▶ DIRECTIONS: Without changing a character, return the entries, but not the images they hold.

▶ RAW RECORDS:
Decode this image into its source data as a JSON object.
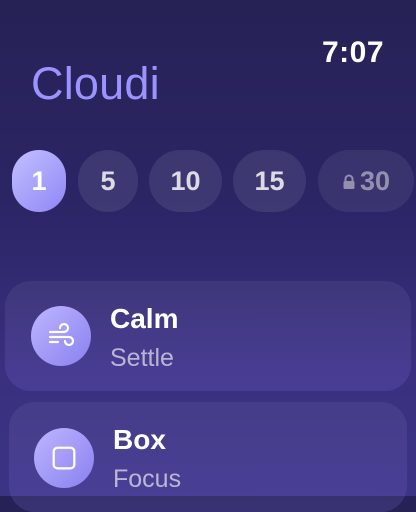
{
  "status": {
    "time": "7:07"
  },
  "app": {
    "title": "Cloudi"
  },
  "durations": [
    {
      "label": "1",
      "selected": true,
      "locked": false
    },
    {
      "label": "5",
      "selected": false,
      "locked": false
    },
    {
      "label": "10",
      "selected": false,
      "locked": false
    },
    {
      "label": "15",
      "selected": false,
      "locked": false
    },
    {
      "label": "30",
      "selected": false,
      "locked": true
    }
  ],
  "exercises": [
    {
      "title": "Calm",
      "subtitle": "Settle",
      "icon": "wind-icon"
    },
    {
      "title": "Box",
      "subtitle": "Focus",
      "icon": "square-icon"
    }
  ],
  "colors": {
    "accent": "#9c93ff",
    "background_top": "#262255",
    "background_bottom": "#3b3384"
  }
}
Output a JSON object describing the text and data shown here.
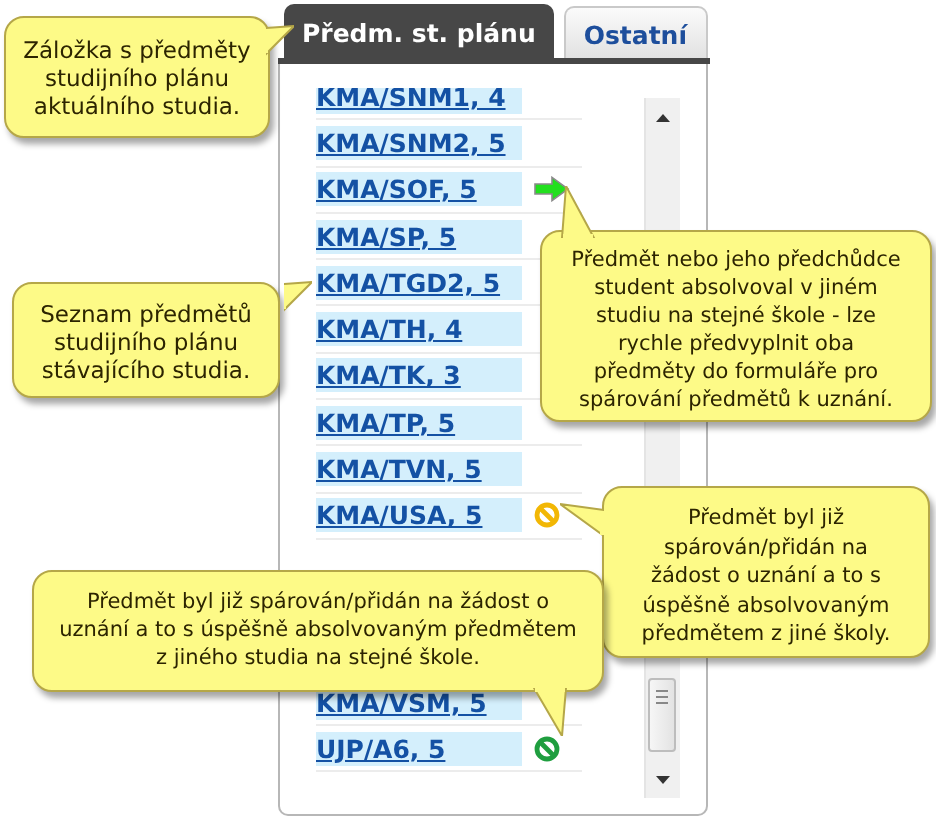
{
  "tabs": [
    {
      "label": "Předm. st. plánu",
      "selected": true
    },
    {
      "label": "Ostatní",
      "selected": false
    }
  ],
  "subjects": [
    {
      "label": "KMA/SNM1, 4",
      "kind": "plain"
    },
    {
      "label": "KMA/SNM2, 5",
      "kind": "plain"
    },
    {
      "label": "KMA/SOF, 5",
      "kind": "prefill"
    },
    {
      "label": "KMA/SP, 5",
      "kind": "plain"
    },
    {
      "label": "KMA/TGD2, 5",
      "kind": "plain"
    },
    {
      "label": "KMA/TH, 4",
      "kind": "plain"
    },
    {
      "label": "KMA/TK, 3",
      "kind": "plain"
    },
    {
      "label": "KMA/TP, 5",
      "kind": "plain"
    },
    {
      "label": "KMA/TVN, 5",
      "kind": "plain"
    },
    {
      "label": "KMA/USA, 5",
      "kind": "external"
    },
    {
      "label": "KMA/VSM, 5",
      "kind": "plain"
    },
    {
      "label": "UJP/A6, 5",
      "kind": "internal"
    }
  ],
  "callouts": [
    {
      "text": "Záložka s předměty studijního plánu aktuálního studia.",
      "kind": "right"
    },
    {
      "text": "Seznam předmětů studijního plánu stávajícího studia.",
      "kind": "right"
    },
    {
      "text": "Předmět nebo jeho předchůdce student absolvoval v jiném studiu na stejné škole - lze rychle předvyplnit oba předměty do formuláře pro spárování předmětů k uznání.",
      "kind": "up"
    },
    {
      "text": "Předmět byl již spárován/přidán na žádost o uznání a to s úspěšně absolvovaným předmětem z jiné školy.",
      "kind": "left"
    },
    {
      "text": "Předmět byl již spárován/přidán na žádost o uznání a to s úspěšně absolvovaným předmětem z jiného studia na stejné škole.",
      "kind": "down"
    }
  ]
}
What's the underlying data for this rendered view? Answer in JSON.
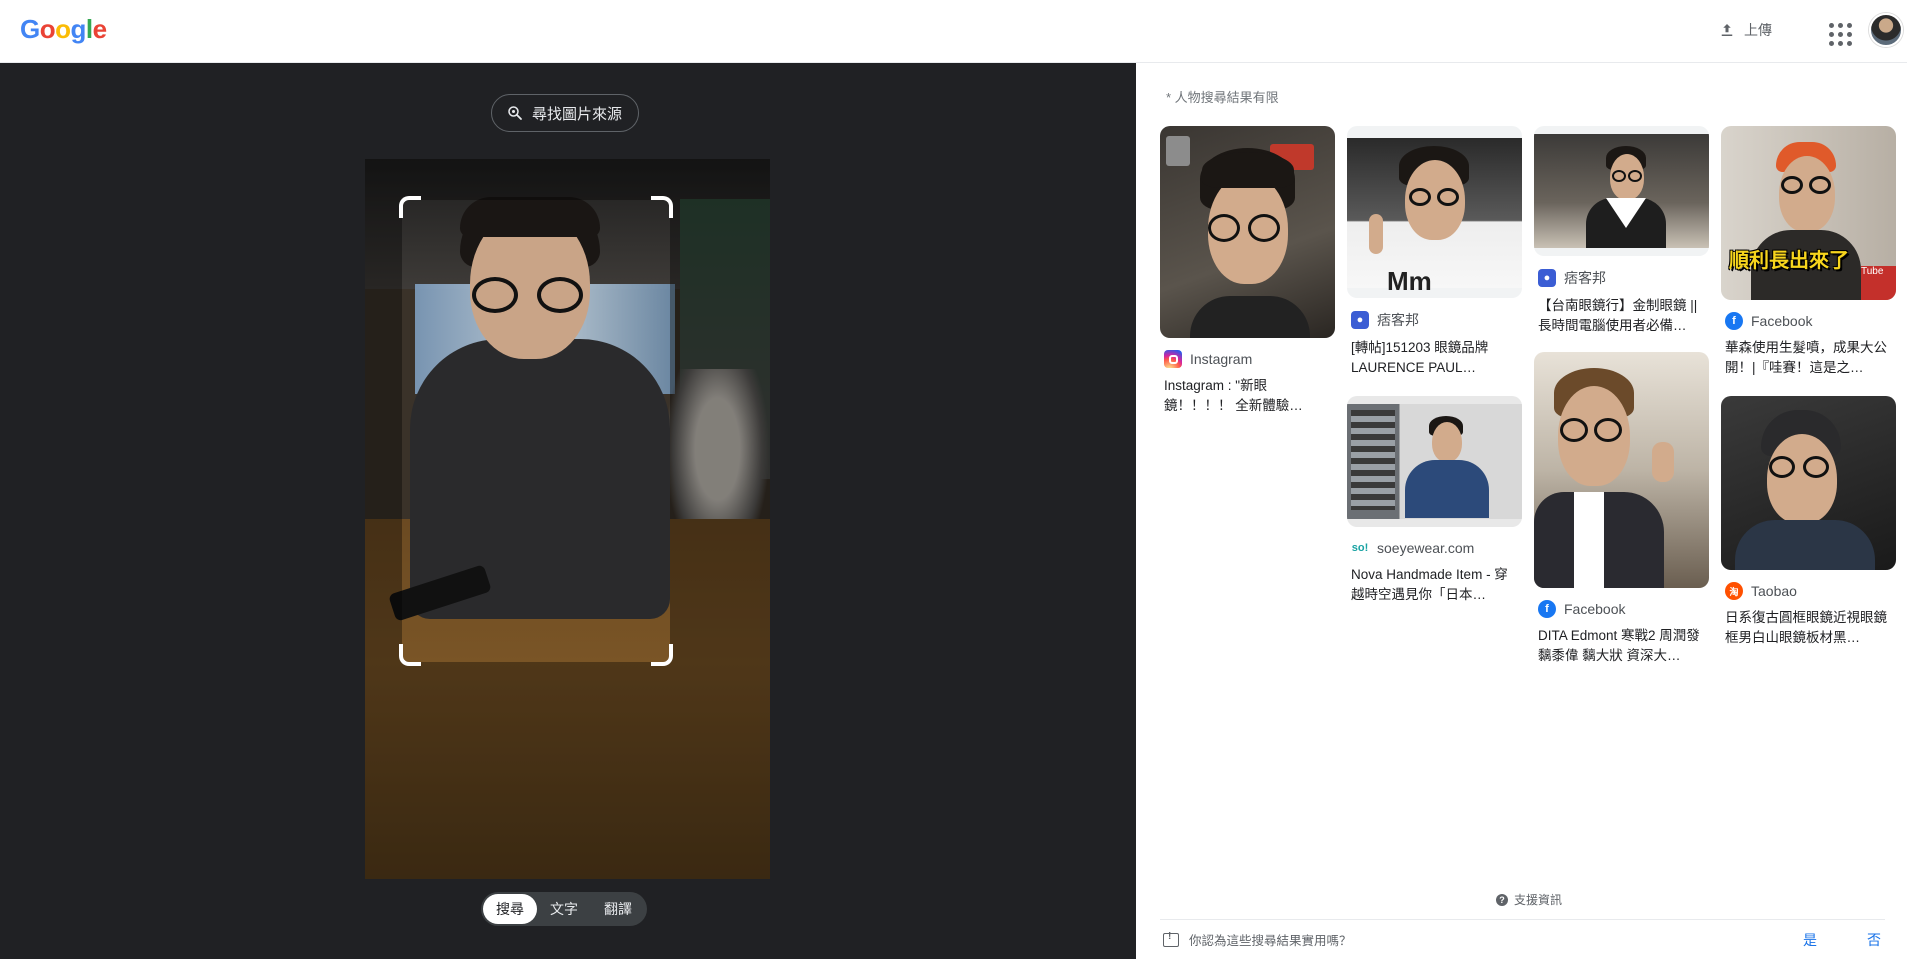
{
  "header": {
    "logo": {
      "letters": [
        "G",
        "o",
        "o",
        "g",
        "l",
        "e"
      ],
      "colors": [
        "#4285F4",
        "#EA4335",
        "#FBBC05",
        "#4285F4",
        "#34A853",
        "#EA4335"
      ]
    },
    "upload_label": "上傳"
  },
  "viewer": {
    "find_source_label": "尋找圖片來源",
    "tabs": [
      {
        "label": "搜尋",
        "active": true
      },
      {
        "label": "文字",
        "active": false
      },
      {
        "label": "翻譯",
        "active": false
      }
    ]
  },
  "results": {
    "notice": "* 人物搜尋結果有限",
    "columns": [
      [
        {
          "source": "Instagram",
          "source_icon": "instagram-icon",
          "icon_color": "#d6249f",
          "title": "Instagram : \"新眼鏡！！！！ 全新體驗…"
        }
      ],
      [
        {
          "source": "痞客邦",
          "source_icon": "pixnet-icon",
          "icon_color": "#3b5dd4",
          "title": "[轉帖]151203 眼鏡品牌 LAURENCE PAUL…"
        },
        {
          "source": "soeyewear.com",
          "source_icon": "soeyewear-icon",
          "icon_color": "#1aa3a3",
          "title": "Nova Handmade Item - 穿越時空遇見你「日本…"
        }
      ],
      [
        {
          "source": "痞客邦",
          "source_icon": "pixnet-icon",
          "icon_color": "#3b5dd4",
          "title": "【台南眼鏡行】金制眼鏡 || 長時間電腦使用者必備…"
        },
        {
          "source": "Facebook",
          "source_icon": "facebook-icon",
          "icon_color": "#1877f2",
          "title": "DITA Edmont 寒戰2 周潤發 黐黍偉 黐大狀 資深大…"
        }
      ],
      [
        {
          "source": "Facebook",
          "source_icon": "facebook-icon",
          "icon_color": "#1877f2",
          "title": "華森使用生髮噴，成果大公開！|『哇賽！這是之…",
          "overlay": "順利長出來了"
        },
        {
          "source": "Taobao",
          "source_icon": "taobao-icon",
          "icon_color": "#ff5000",
          "title": "日系復古圓框眼鏡近視眼鏡框男白山眼鏡板材黑…"
        }
      ]
    ],
    "support_label": "支援資訊",
    "feedback_question": "你認為這些搜尋結果實用嗎？",
    "yes_label": "是",
    "no_label": "否"
  }
}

▶ OUTPUT OF THE EXERCISE:
Decode this image into its source data as a JSON object.
{
  "status": {
    "time": "7:07"
  },
  "app": {
    "title": "Cloudi"
  },
  "durations": [
    {
      "label": "1",
      "selected": true,
      "locked": false
    },
    {
      "label": "5",
      "selected": false,
      "locked": false
    },
    {
      "label": "10",
      "selected": false,
      "locked": false
    },
    {
      "label": "15",
      "selected": false,
      "locked": false
    },
    {
      "label": "30",
      "selected": false,
      "locked": true
    }
  ],
  "exercises": [
    {
      "title": "Calm",
      "subtitle": "Settle",
      "icon": "wind-icon"
    },
    {
      "title": "Box",
      "subtitle": "Focus",
      "icon": "square-icon"
    }
  ],
  "colors": {
    "accent": "#9c93ff",
    "background_top": "#262255",
    "background_bottom": "#3b3384"
  }
}
Output a JSON object describing the text and data shown here.
{
  "tabs": [
    {
      "label": "Předm. st. plánu",
      "selected": true
    },
    {
      "label": "Ostatní",
      "selected": false
    }
  ],
  "subjects": [
    {
      "label": "KMA/SNM1, 4",
      "kind": "plain"
    },
    {
      "label": "KMA/SNM2, 5",
      "kind": "plain"
    },
    {
      "label": "KMA/SOF, 5",
      "kind": "prefill"
    },
    {
      "label": "KMA/SP, 5",
      "kind": "plain"
    },
    {
      "label": "KMA/TGD2, 5",
      "kind": "plain"
    },
    {
      "label": "KMA/TH, 4",
      "kind": "plain"
    },
    {
      "label": "KMA/TK, 3",
      "kind": "plain"
    },
    {
      "label": "KMA/TP, 5",
      "kind": "plain"
    },
    {
      "label": "KMA/TVN, 5",
      "kind": "plain"
    },
    {
      "label": "KMA/USA, 5",
      "kind": "external"
    },
    {
      "label": "KMA/VSM, 5",
      "kind": "plain"
    },
    {
      "label": "UJP/A6, 5",
      "kind": "internal"
    }
  ],
  "callouts": [
    {
      "text": "Záložka s předměty studijního plánu aktuálního studia.",
      "kind": "right"
    },
    {
      "text": "Seznam předmětů studijního plánu stávajícího studia.",
      "kind": "right"
    },
    {
      "text": "Předmět nebo jeho předchůdce student absolvoval v jiném studiu na stejné škole - lze rychle předvyplnit oba předměty do formuláře pro spárování předmětů k uznání.",
      "kind": "up"
    },
    {
      "text": "Předmět byl již spárován/přidán na žádost o uznání a to s úspěšně absolvovaným předmětem z jiné školy.",
      "kind": "left"
    },
    {
      "text": "Předmět byl již spárován/přidán na žádost o uznání a to s úspěšně absolvovaným předmětem z jiného studia na stejné škole.",
      "kind": "down"
    }
  ]
}
What's the underlying data for this rendered view? Answer in JSON.
{
  "header": {
    "logo": {
      "letters": [
        "G",
        "o",
        "o",
        "g",
        "l",
        "e"
      ],
      "colors": [
        "#4285F4",
        "#EA4335",
        "#FBBC05",
        "#4285F4",
        "#34A853",
        "#EA4335"
      ]
    },
    "upload_label": "上傳"
  },
  "viewer": {
    "find_source_label": "尋找圖片來源",
    "tabs": [
      {
        "label": "搜尋",
        "active": true
      },
      {
        "label": "文字",
        "active": false
      },
      {
        "label": "翻譯",
        "active": false
      }
    ]
  },
  "results": {
    "notice": "* 人物搜尋結果有限",
    "columns": [
      [
        {
          "source": "Instagram",
          "source_icon": "instagram-icon",
          "icon_color": "#d6249f",
          "title": "Instagram : \"新眼鏡！！！！ 全新體驗…"
        }
      ],
      [
        {
          "source": "痞客邦",
          "source_icon": "pixnet-icon",
          "icon_color": "#3b5dd4",
          "title": "[轉帖]151203 眼鏡品牌 LAURENCE PAUL…"
        },
        {
          "source": "soeyewear.com",
          "source_icon": "soeyewear-icon",
          "icon_color": "#1aa3a3",
          "title": "Nova Handmade Item - 穿越時空遇見你「日本…"
        }
      ],
      [
        {
          "source": "痞客邦",
          "source_icon": "pixnet-icon",
          "icon_color": "#3b5dd4",
          "title": "【台南眼鏡行】金制眼鏡 || 長時間電腦使用者必備…"
        },
        {
          "source": "Facebook",
          "source_icon": "facebook-icon",
          "icon_color": "#1877f2",
          "title": "DITA Edmont 寒戰2 周潤發 黐黍偉 黐大狀 資深大…"
        }
      ],
      [
        {
          "source": "Facebook",
          "source_icon": "facebook-icon",
          "icon_color": "#1877f2",
          "title": "華森使用生髮噴，成果大公開！|『哇賽！這是之…",
          "overlay": "順利長出來了"
        },
        {
          "source": "Taobao",
          "source_icon": "taobao-icon",
          "icon_color": "#ff5000",
          "title": "日系復古圓框眼鏡近視眼鏡框男白山眼鏡板材黑…"
        }
      ]
    ],
    "support_label": "支援資訊",
    "feedback_question": "你認為這些搜尋結果實用嗎？",
    "yes_label": "是",
    "no_label": "否"
  }
}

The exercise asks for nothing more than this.